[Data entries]
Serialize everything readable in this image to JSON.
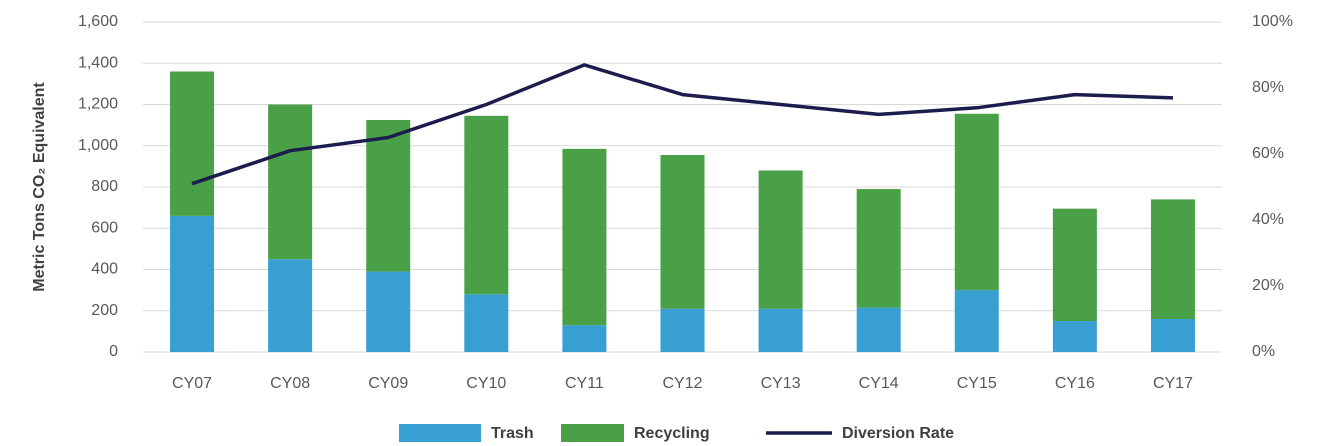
{
  "chart_data": {
    "type": "bar",
    "y_label": "Metric Tons CO₂ Equivalent",
    "categories": [
      "CY07",
      "CY08",
      "CY09",
      "CY10",
      "CY11",
      "CY12",
      "CY13",
      "CY14",
      "CY15",
      "CY16",
      "CY17"
    ],
    "series": [
      {
        "name": "Trash",
        "color": "#379fd2",
        "values": [
          660,
          450,
          390,
          280,
          130,
          210,
          210,
          215,
          300,
          150,
          160
        ]
      },
      {
        "name": "Recycling",
        "color": "#4aa046",
        "values": [
          700,
          750,
          735,
          865,
          855,
          745,
          670,
          575,
          855,
          545,
          580
        ]
      },
      {
        "name": "Diversion Rate",
        "type": "line",
        "axis": "y2",
        "color": "#1c1c4e",
        "values": [
          51,
          61,
          65,
          75,
          87,
          78,
          75,
          72,
          74,
          78,
          77
        ]
      }
    ],
    "stacked": true,
    "ylim": [
      0,
      1600
    ],
    "yticks": [
      0,
      200,
      400,
      600,
      800,
      {
        "value": 1000,
        "label": "1,000"
      },
      {
        "value": 1200,
        "label": "1,200"
      },
      {
        "value": 1400,
        "label": "1,400"
      },
      {
        "value": 1600,
        "label": "1,600"
      }
    ],
    "y2lim": [
      0,
      100
    ],
    "y2ticks": [
      {
        "value": 0,
        "label": "0%"
      },
      {
        "value": 20,
        "label": "20%"
      },
      {
        "value": 40,
        "label": "40%"
      },
      {
        "value": 60,
        "label": "60%"
      },
      {
        "value": 80,
        "label": "80%"
      },
      {
        "value": 100,
        "label": "100%"
      }
    ],
    "grid": true,
    "legend": "bottom"
  }
}
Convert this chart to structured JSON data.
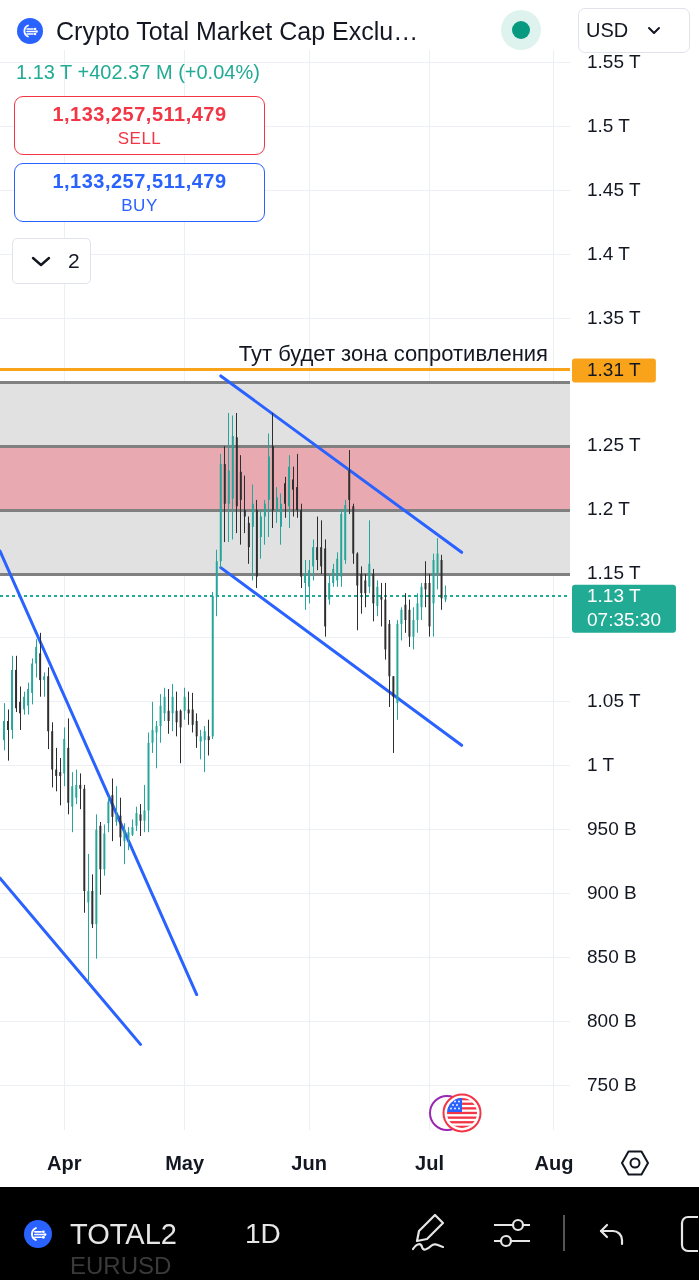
{
  "chart_data": {
    "type": "candlestick",
    "title": "Crypto Total Market Cap Exclu…",
    "subtitle": "1.13 T +402.37 M (+0.04%)",
    "x": [
      "--03-17",
      "--03-18",
      "--03-19",
      "--03-20",
      "--03-21",
      "--03-22",
      "--03-23",
      "--03-24",
      "--03-25",
      "--03-26",
      "--03-27",
      "--03-28",
      "--03-29",
      "--03-30",
      "--03-31",
      "--04-01",
      "--04-02",
      "--04-03",
      "--04-04",
      "--04-05",
      "--04-06",
      "--04-07",
      "--04-08",
      "--04-09",
      "--04-10",
      "--04-11",
      "--04-12",
      "--04-13",
      "--04-14",
      "--04-15",
      "--04-16",
      "--04-17",
      "--04-18",
      "--04-19",
      "--04-20",
      "--04-21",
      "--04-22",
      "--04-23",
      "--04-24",
      "--04-25",
      "--04-26",
      "--04-27",
      "--04-28",
      "--04-29",
      "--04-30",
      "--05-01",
      "--05-02",
      "--05-03",
      "--05-04",
      "--05-05",
      "--05-06",
      "--05-07",
      "--05-08",
      "--05-09",
      "--05-10",
      "--05-11",
      "--05-12",
      "--05-13",
      "--05-14",
      "--05-15",
      "--05-16",
      "--05-17",
      "--05-18",
      "--05-19",
      "--05-20",
      "--05-21",
      "--05-22",
      "--05-23",
      "--05-24",
      "--05-25",
      "--05-26",
      "--05-27",
      "--05-28",
      "--05-29",
      "--05-30",
      "--05-31",
      "--06-01",
      "--06-02",
      "--06-03",
      "--06-04",
      "--06-05",
      "--06-06",
      "--06-07",
      "--06-08",
      "--06-09",
      "--06-10",
      "--06-11",
      "--06-12",
      "--06-13",
      "--06-14",
      "--06-15",
      "--06-16",
      "--06-17",
      "--06-18",
      "--06-19",
      "--06-20",
      "--06-21",
      "--06-22",
      "--06-23",
      "--06-24",
      "--06-25",
      "--06-26",
      "--06-27",
      "--06-28",
      "--06-29",
      "--06-30",
      "--07-01",
      "--07-02",
      "--07-03",
      "--07-04",
      "--07-05"
    ],
    "ohlc": [
      [
        1020000000000.0,
        1049000000000.0,
        1012000000000.0,
        1035000000000.0
      ],
      [
        1035000000000.0,
        1044000000000.0,
        1004000000000.0,
        1028000000000.0
      ],
      [
        1028000000000.0,
        1086000000000.0,
        1021000000000.0,
        1075000000000.0
      ],
      [
        1075000000000.0,
        1086000000000.0,
        1042000000000.0,
        1045000000000.0
      ],
      [
        1050000000000.0,
        1062000000000.0,
        1028000000000.0,
        1041000000000.0
      ],
      [
        1044000000000.0,
        1058000000000.0,
        1040000000000.0,
        1054000000000.0
      ],
      [
        1047000000000.0,
        1065000000000.0,
        1040000000000.0,
        1060000000000.0
      ],
      [
        1057000000000.0,
        1084000000000.0,
        1048000000000.0,
        1080000000000.0
      ],
      [
        1080000000000.0,
        1099000000000.0,
        1069000000000.0,
        1093000000000.0
      ],
      [
        1088000000000.0,
        1104000000000.0,
        1054000000000.0,
        1067000000000.0
      ],
      [
        1067000000000.0,
        1073000000000.0,
        1054000000000.0,
        1070000000000.0
      ],
      [
        1070000000000.0,
        1077000000000.0,
        1013000000000.0,
        1027000000000.0
      ],
      [
        1027000000000.0,
        1034000000000.0,
        983000000000.0,
        997000000000.0
      ],
      [
        997000000000.0,
        1014000000000.0,
        980000000000.0,
        992000000000.0
      ],
      [
        995000000000.0,
        1006000000000.0,
        969000000000.0,
        992000000000.0
      ],
      [
        994000000000.0,
        1030000000000.0,
        984000000000.0,
        1021000000000.0
      ],
      [
        1014000000000.0,
        1037000000000.0,
        962000000000.0,
        971000000000.0
      ],
      [
        968000000000.0,
        995000000000.0,
        948000000000.0,
        984000000000.0
      ],
      [
        975000000000.0,
        997000000000.0,
        970000000000.0,
        985000000000.0
      ],
      [
        985000000000.0,
        994000000000.0,
        966000000000.0,
        982000000000.0
      ],
      [
        982000000000.0,
        985000000000.0,
        885000000000.0,
        902000000000.0
      ],
      [
        893000000000.0,
        931000000000.0,
        830000000000.0,
        902000000000.0
      ],
      [
        902000000000.0,
        915000000000.0,
        873000000000.0,
        876000000000.0
      ],
      [
        876000000000.0,
        962000000000.0,
        849000000000.0,
        950000000000.0
      ],
      [
        953000000000.0,
        956000000000.0,
        899000000000.0,
        919000000000.0
      ],
      [
        919000000000.0,
        954000000000.0,
        914000000000.0,
        947000000000.0
      ],
      [
        955000000000.0,
        976000000000.0,
        948000000000.0,
        972000000000.0
      ],
      [
        977000000000.0,
        990000000000.0,
        941000000000.0,
        960000000000.0
      ],
      [
        956000000000.0,
        984000000000.0,
        953000000000.0,
        961000000000.0
      ],
      [
        961000000000.0,
        975000000000.0,
        937000000000.0,
        944000000000.0
      ],
      [
        941000000000.0,
        955000000000.0,
        923000000000.0,
        950000000000.0
      ],
      [
        943000000000.0,
        952000000000.0,
        934000000000.0,
        948000000000.0
      ],
      [
        946000000000.0,
        958000000000.0,
        945000000000.0,
        952000000000.0
      ],
      [
        953000000000.0,
        968000000000.0,
        949000000000.0,
        963000000000.0
      ],
      [
        962000000000.0,
        970000000000.0,
        945000000000.0,
        957000000000.0
      ],
      [
        957000000000.0,
        985000000000.0,
        948000000000.0,
        965000000000.0
      ],
      [
        965000000000.0,
        1026000000000.0,
        948000000000.0,
        1018000000000.0
      ],
      [
        1018000000000.0,
        1050000000000.0,
        1010000000000.0,
        1028000000000.0
      ],
      [
        1026000000000.0,
        1035000000000.0,
        998000000000.0,
        1031000000000.0
      ],
      [
        1031000000000.0,
        1056000000000.0,
        1018000000000.0,
        1047000000000.0
      ],
      [
        1041000000000.0,
        1061000000000.0,
        1035000000000.0,
        1054000000000.0
      ],
      [
        1043000000000.0,
        1060000000000.0,
        1025000000000.0,
        1035000000000.0
      ],
      [
        1041000000000.0,
        1064000000000.0,
        1027000000000.0,
        1054000000000.0
      ],
      [
        1043000000000.0,
        1058000000000.0,
        1023000000000.0,
        1034000000000.0
      ],
      [
        1043000000000.0,
        1044000000000.0,
        1002000000000.0,
        1030000000000.0
      ],
      [
        1043000000000.0,
        1061000000000.0,
        1036000000000.0,
        1054000000000.0
      ],
      [
        1044000000000.0,
        1058000000000.0,
        1032000000000.0,
        1041000000000.0
      ],
      [
        1044000000000.0,
        1057000000000.0,
        1026000000000.0,
        1032000000000.0
      ],
      [
        1035000000000.0,
        1041000000000.0,
        1014000000000.0,
        1023000000000.0
      ],
      [
        1019000000000.0,
        1028000000000.0,
        1005000000000.0,
        1023000000000.0
      ],
      [
        1020000000000.0,
        1031000000000.0,
        995000000000.0,
        1027000000000.0
      ],
      [
        1023000000000.0,
        1036000000000.0,
        1008000000000.0,
        1020000000000.0
      ],
      [
        1023000000000.0,
        1136000000000.0,
        1021000000000.0,
        1133000000000.0
      ],
      [
        1132000000000.0,
        1169000000000.0,
        1117000000000.0,
        1160000000000.0
      ],
      [
        1160000000000.0,
        1244000000000.0,
        1155000000000.0,
        1236000000000.0
      ],
      [
        1236000000000.0,
        1250000000000.0,
        1175000000000.0,
        1205000000000.0
      ],
      [
        1205000000000.0,
        1276000000000.0,
        1175000000000.0,
        1231000000000.0
      ],
      [
        1209000000000.0,
        1274000000000.0,
        1177000000000.0,
        1258000000000.0
      ],
      [
        1257000000000.0,
        1276000000000.0,
        1182000000000.0,
        1203000000000.0
      ],
      [
        1230000000000.0,
        1243000000000.0,
        1173000000000.0,
        1208000000000.0
      ],
      [
        1200000000000.0,
        1227000000000.0,
        1182000000000.0,
        1195000000000.0
      ],
      [
        1190000000000.0,
        1195000000000.0,
        1158000000000.0,
        1171000000000.0
      ],
      [
        1187000000000.0,
        1220000000000.0,
        1145000000000.0,
        1205000000000.0
      ],
      [
        1200000000000.0,
        1208000000000.0,
        1139000000000.0,
        1148000000000.0
      ],
      [
        1179000000000.0,
        1200000000000.0,
        1162000000000.0,
        1195000000000.0
      ],
      [
        1195000000000.0,
        1208000000000.0,
        1173000000000.0,
        1205000000000.0
      ],
      [
        1208000000000.0,
        1260000000000.0,
        1179000000000.0,
        1242000000000.0
      ],
      [
        1250000000000.0,
        1276000000000.0,
        1186000000000.0,
        1200000000000.0
      ],
      [
        1200000000000.0,
        1218000000000.0,
        1190000000000.0,
        1210000000000.0
      ],
      [
        1187000000000.0,
        1213000000000.0,
        1173000000000.0,
        1205000000000.0
      ],
      [
        1221000000000.0,
        1226000000000.0,
        1194000000000.0,
        1205000000000.0
      ],
      [
        1203000000000.0,
        1243000000000.0,
        1186000000000.0,
        1234000000000.0
      ],
      [
        1224000000000.0,
        1234000000000.0,
        1195000000000.0,
        1216000000000.0
      ],
      [
        1218000000000.0,
        1244000000000.0,
        1194000000000.0,
        1200000000000.0
      ],
      [
        1200000000000.0,
        1205000000000.0,
        1139000000000.0,
        1148000000000.0
      ],
      [
        1143000000000.0,
        1161000000000.0,
        1122000000000.0,
        1150000000000.0
      ],
      [
        1140000000000.0,
        1161000000000.0,
        1127000000000.0,
        1153000000000.0
      ],
      [
        1156000000000.0,
        1177000000000.0,
        1145000000000.0,
        1171000000000.0
      ],
      [
        1171000000000.0,
        1195000000000.0,
        1153000000000.0,
        1161000000000.0
      ],
      [
        1171000000000.0,
        1192000000000.0,
        1150000000000.0,
        1156000000000.0
      ],
      [
        1170000000000.0,
        1177000000000.0,
        1101000000000.0,
        1109000000000.0
      ],
      [
        1130000000000.0,
        1150000000000.0,
        1126000000000.0,
        1143000000000.0
      ],
      [
        1143000000000.0,
        1158000000000.0,
        1140000000000.0,
        1154000000000.0
      ],
      [
        1145000000000.0,
        1167000000000.0,
        1140000000000.0,
        1162000000000.0
      ],
      [
        1148000000000.0,
        1201000000000.0,
        1140000000000.0,
        1197000000000.0
      ],
      [
        1161000000000.0,
        1208000000000.0,
        1158000000000.0,
        1204000000000.0
      ],
      [
        1231000000000.0,
        1247000000000.0,
        1197000000000.0,
        1208000000000.0
      ],
      [
        1203000000000.0,
        1205000000000.0,
        1158000000000.0,
        1166000000000.0
      ],
      [
        1166000000000.0,
        1167000000000.0,
        1106000000000.0,
        1141000000000.0
      ],
      [
        1150000000000.0,
        1156000000000.0,
        1119000000000.0,
        1135000000000.0
      ],
      [
        1145000000000.0,
        1150000000000.0,
        1124000000000.0,
        1135000000000.0
      ],
      [
        1140000000000.0,
        1192000000000.0,
        1135000000000.0,
        1158000000000.0
      ],
      [
        1150000000000.0,
        1154000000000.0,
        1113000000000.0,
        1127000000000.0
      ],
      [
        1125000000000.0,
        1145000000000.0,
        1117000000000.0,
        1140000000000.0
      ],
      [
        1132000000000.0,
        1143000000000.0,
        1109000000000.0,
        1130000000000.0
      ],
      [
        1130000000000.0,
        1143000000000.0,
        1083000000000.0,
        1091000000000.0
      ],
      [
        1111000000000.0,
        1114000000000.0,
        1046000000000.0,
        1070000000000.0
      ],
      [
        1070000000000.0,
        1070000000000.0,
        1010000000000.0,
        1054000000000.0
      ],
      [
        1049000000000.0,
        1114000000000.0,
        1036000000000.0,
        1111000000000.0
      ],
      [
        1111000000000.0,
        1124000000000.0,
        1098000000000.0,
        1122000000000.0
      ],
      [
        1126000000000.0,
        1135000000000.0,
        1104000000000.0,
        1114000000000.0
      ],
      [
        1122000000000.0,
        1130000000000.0,
        1093000000000.0,
        1101000000000.0
      ],
      [
        1101000000000.0,
        1124000000000.0,
        1091000000000.0,
        1114000000000.0
      ],
      [
        1114000000000.0,
        1135000000000.0,
        1104000000000.0,
        1127000000000.0
      ],
      [
        1124000000000.0,
        1143000000000.0,
        1114000000000.0,
        1140000000000.0
      ],
      [
        1143000000000.0,
        1160000000000.0,
        1124000000000.0,
        1138000000000.0
      ],
      [
        1143000000000.0,
        1150000000000.0,
        1101000000000.0,
        1109000000000.0
      ],
      [
        1127000000000.0,
        1166000000000.0,
        1101000000000.0,
        1161000000000.0
      ],
      [
        1150000000000.0,
        1178000000000.0,
        1138000000000.0,
        1166000000000.0
      ],
      [
        1161000000000.0,
        1165000000000.0,
        1122000000000.0,
        1131000000000.0
      ],
      [
        1130000000000.0,
        1141000000000.0,
        1128000000000.0,
        1133000000000.0
      ]
    ],
    "colors": [
      "#26a69a",
      "#2e2e2e",
      "#26a69a",
      "#2e2e2e",
      "#2e2e2e",
      "#26a69a",
      "#26a69a",
      "#26a69a",
      "#26a69a",
      "#2e2e2e",
      "#26a69a",
      "#2e2e2e",
      "#2e2e2e",
      "#2e2e2e",
      "#2e2e2e",
      "#26a69a",
      "#2e2e2e",
      "#26a69a",
      "#26a69a",
      "#2e2e2e",
      "#2e2e2e",
      "#26a69a",
      "#2e2e2e",
      "#26a69a",
      "#2e2e2e",
      "#26a69a",
      "#26a69a",
      "#2e2e2e",
      "#26a69a",
      "#2e2e2e",
      "#26a69a",
      "#26a69a",
      "#26a69a",
      "#26a69a",
      "#2e2e2e",
      "#26a69a",
      "#26a69a",
      "#26a69a",
      "#26a69a",
      "#26a69a",
      "#26a69a",
      "#2e2e2e",
      "#26a69a",
      "#2e2e2e",
      "#2e2e2e",
      "#26a69a",
      "#2e2e2e",
      "#2e2e2e",
      "#2e2e2e",
      "#26a69a",
      "#26a69a",
      "#2e2e2e",
      "#26a69a",
      "#26a69a",
      "#26a69a",
      "#2e2e2e",
      "#26a69a",
      "#26a69a",
      "#2e2e2e",
      "#2e2e2e",
      "#2e2e2e",
      "#2e2e2e",
      "#26a69a",
      "#2e2e2e",
      "#26a69a",
      "#26a69a",
      "#26a69a",
      "#2e2e2e",
      "#26a69a",
      "#26a69a",
      "#2e2e2e",
      "#26a69a",
      "#2e2e2e",
      "#2e2e2e",
      "#2e2e2e",
      "#26a69a",
      "#26a69a",
      "#26a69a",
      "#2e2e2e",
      "#2e2e2e",
      "#2e2e2e",
      "#26a69a",
      "#26a69a",
      "#26a69a",
      "#26a69a",
      "#26a69a",
      "#2e2e2e",
      "#2e2e2e",
      "#2e2e2e",
      "#2e2e2e",
      "#2e2e2e",
      "#26a69a",
      "#2e2e2e",
      "#26a69a",
      "#2e2e2e",
      "#2e2e2e",
      "#2e2e2e",
      "#2e2e2e",
      "#26a69a",
      "#26a69a",
      "#2e2e2e",
      "#2e2e2e",
      "#26a69a",
      "#26a69a",
      "#26a69a",
      "#2e2e2e",
      "#2e2e2e",
      "#26a69a",
      "#26a69a",
      "#2e2e2e",
      "#26a69a"
    ],
    "series": [
      {
        "type": "line",
        "x": [
          "--03-16",
          "--05-04"
        ],
        "values": [
          1168000000000.0,
          821000000000.0
        ],
        "color": "#2962ff"
      },
      {
        "type": "line",
        "x": [
          "--03-16",
          "--04-20"
        ],
        "values": [
          912000000000.0,
          782000000000.0
        ],
        "color": "#2962ff"
      },
      {
        "type": "line",
        "x": [
          "--05-10",
          "--07-09"
        ],
        "values": [
          1305000000000.0,
          1167000000000.0
        ],
        "color": "#2962ff"
      },
      {
        "type": "line",
        "x": [
          "--05-10",
          "--07-09"
        ],
        "values": [
          1155000000000.0,
          1016000000000.0
        ],
        "color": "#2962ff"
      }
    ],
    "xlim": [
      "--03-16",
      "--08-05"
    ],
    "xticks": [
      {
        "value": "--04-01",
        "label": "Apr"
      },
      {
        "value": "--05-01",
        "label": "May"
      },
      {
        "value": "--06-01",
        "label": "Jun"
      },
      {
        "value": "--07-01",
        "label": "Jul"
      },
      {
        "value": "--08-01",
        "label": "Aug"
      }
    ],
    "ylim": [
      715000000000.0,
      1560000000000.0
    ],
    "yticks": [
      {
        "value": 750000000000.0,
        "label": "750 B"
      },
      {
        "value": 800000000000.0,
        "label": "800 B"
      },
      {
        "value": 850000000000.0,
        "label": "850 B"
      },
      {
        "value": 900000000000.0,
        "label": "900 B"
      },
      {
        "value": 950000000000.0,
        "label": "950 B"
      },
      {
        "value": 1000000000000.0,
        "label": "1 T"
      },
      {
        "value": 1050000000000.0,
        "label": "1.05 T"
      },
      {
        "value": 1100000000000.0,
        "label": null
      },
      {
        "value": 1150000000000.0,
        "label": "1.15 T"
      },
      {
        "value": 1200000000000.0,
        "label": "1.2 T"
      },
      {
        "value": 1250000000000.0,
        "label": "1.25 T"
      },
      {
        "value": 1300000000000.0,
        "label": null
      },
      {
        "value": 1350000000000.0,
        "label": "1.35 T"
      },
      {
        "value": 1400000000000.0,
        "label": "1.4 T"
      },
      {
        "value": 1450000000000.0,
        "label": "1.45 T"
      },
      {
        "value": 1500000000000.0,
        "label": "1.5 T"
      },
      {
        "value": 1550000000000.0,
        "label": "1.55 T"
      }
    ],
    "grid": true,
    "bands": [
      {
        "axis": "y",
        "from": 1200000000000.0,
        "to": 1250000000000.0,
        "color": "#e8aab0"
      },
      {
        "axis": "y",
        "from": 1150000000000.0,
        "to": 1200000000000.0,
        "color": "#e1e1e1"
      },
      {
        "axis": "y",
        "from": 1250000000000.0,
        "to": 1300000000000.0,
        "color": "#e1e1e1"
      }
    ],
    "ref_lines": [
      {
        "axis": "y",
        "value": 1310000000000.0,
        "label": "1.31 T",
        "color": "#f9a31b"
      },
      {
        "axis": "y",
        "value": 1133000000000.0,
        "label": "1.13 T\n07:35:30",
        "color": "#22ab94",
        "line_style": "dotted"
      }
    ],
    "annotations": [
      {
        "text": "Тут будет зона сопротивления",
        "x": "--06-22",
        "y": 1310000000000.0
      },
      "USD",
      "1,133,257,511,479",
      "SELL",
      "1,133,257,511,479",
      "BUY",
      "2",
      "TOTAL2",
      "1D",
      "EURUSD"
    ]
  }
}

Problem to solve: From the listing above, copy all lines holding the word "this".

Finished answer:
Serialize everything readable in this image to JSON.
Convert this chart to structured JSON data.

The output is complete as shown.